Stored entries:
= = = = =
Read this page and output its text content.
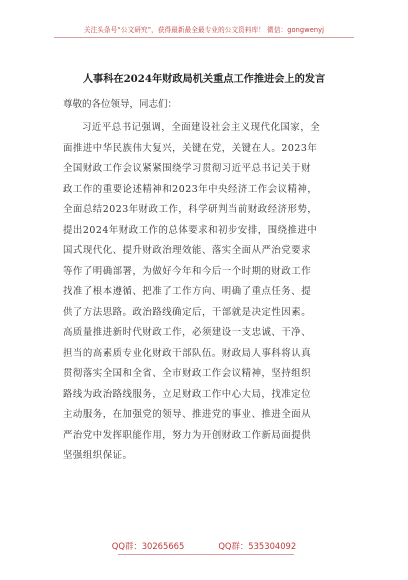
关注头条号“公文研究”，获得最新最全最专业的公文资料库！ 微信：gongwenyj
人事科在2024年财政局机关重点工作推进会上的发言
尊敬的各位领导，同志们：
习近平总书记强调，全面建设社会主义现代化国家，全
面推进中华民族伟大复兴，关键在党，关键在人。2023年
全国财政工作会议紧紧围绕学习贯彻习近平总书记关于财
政工作的重要论述精神和2023年中央经济工作会议精神，
全面总结2023年财政工作，科学研判当前财政经济形势，
提出2024年财政工作的总体要求和初步安排，围绕推进中
国式现代化、提升财政治理效能、落实全面从严治党要求
等作了明确部署，为做好今年和今后一个时期的财政工作
找准了根本遵循、把准了工作方向、明确了重点任务、提
供了方法思路。政治路线确定后，干部就是决定性因素。
高质量推进新时代财政工作，必须建设一支忠诚、干净、
担当的高素质专业化财政干部队伍。财政局人事科将认真
贯彻落实全国和全省、全市财政工作会议精神，坚持组织
路线为政治路线服务，立足财政工作中心大局，找准定位
主动服务，在加强党的领导、推进党的事业、推进全面从
严治党中发挥职能作用，努力为开创财政工作新局面提供
坚强组织保证。
QQ群：30265665	QQ群：535304092
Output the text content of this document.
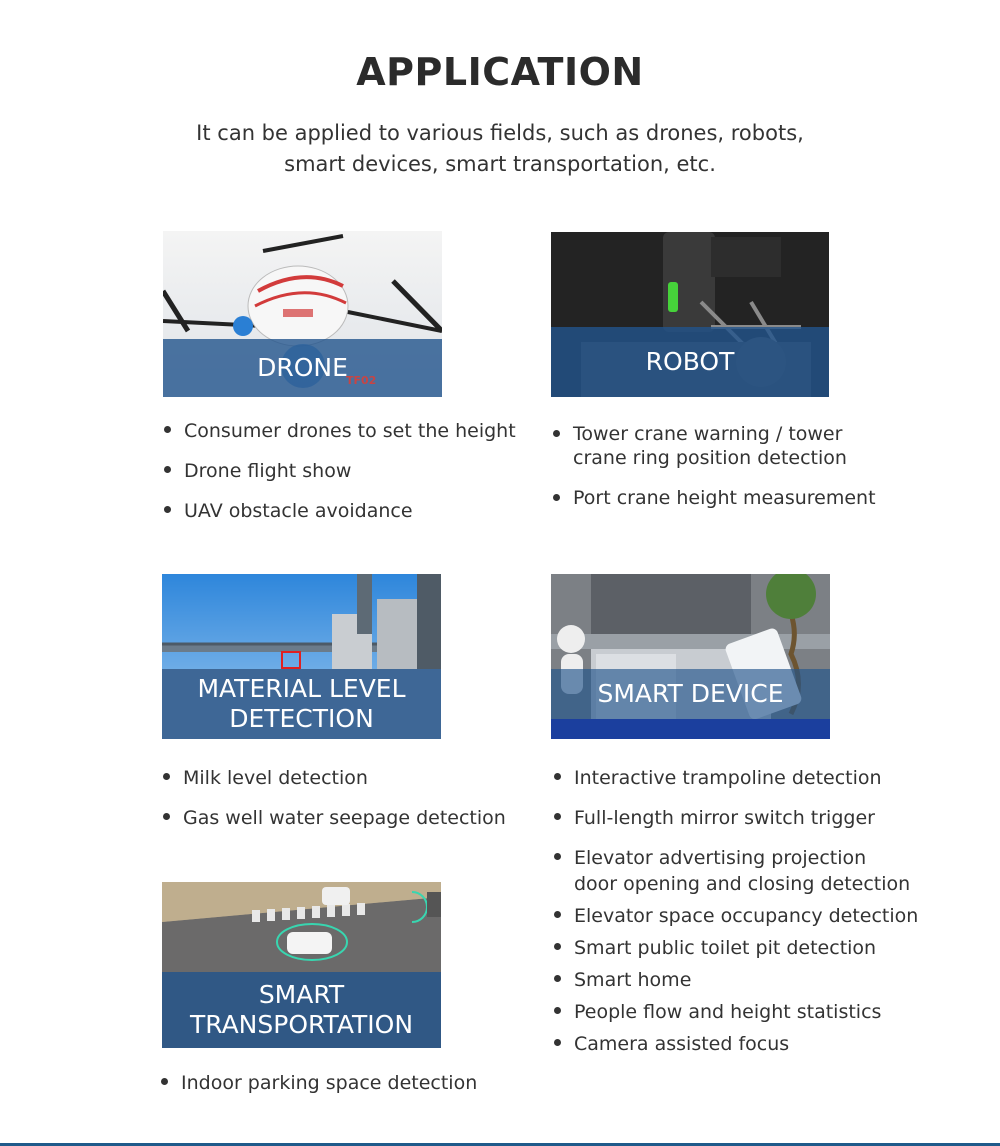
APPLICATION
It can be applied to various fields, such as drones, robots, smart devices, smart transportation, etc.
DRONE
TF02
ROBOT
MATERIAL LEVEL
DETECTION
SMART DEVICE
SMART
TRANSPORTATION
Consumer drones to set the height
Drone flight show
UAV obstacle avoidance
Tower crane warning / tower
crane ring position detection
Port crane height measurement
Milk level detection
Gas well water seepage detection
Interactive trampoline detection
Full-length mirror switch trigger
Elevator advertising projection
door opening and closing detection
Elevator space occupancy detection
Smart public toilet pit detection
Smart home
People flow and height statistics
Camera assisted focus
Indoor parking space detection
= = = = =
Identify all lines in the records above with the word "content".

Read this page and output its text content.
Output the text content of this document.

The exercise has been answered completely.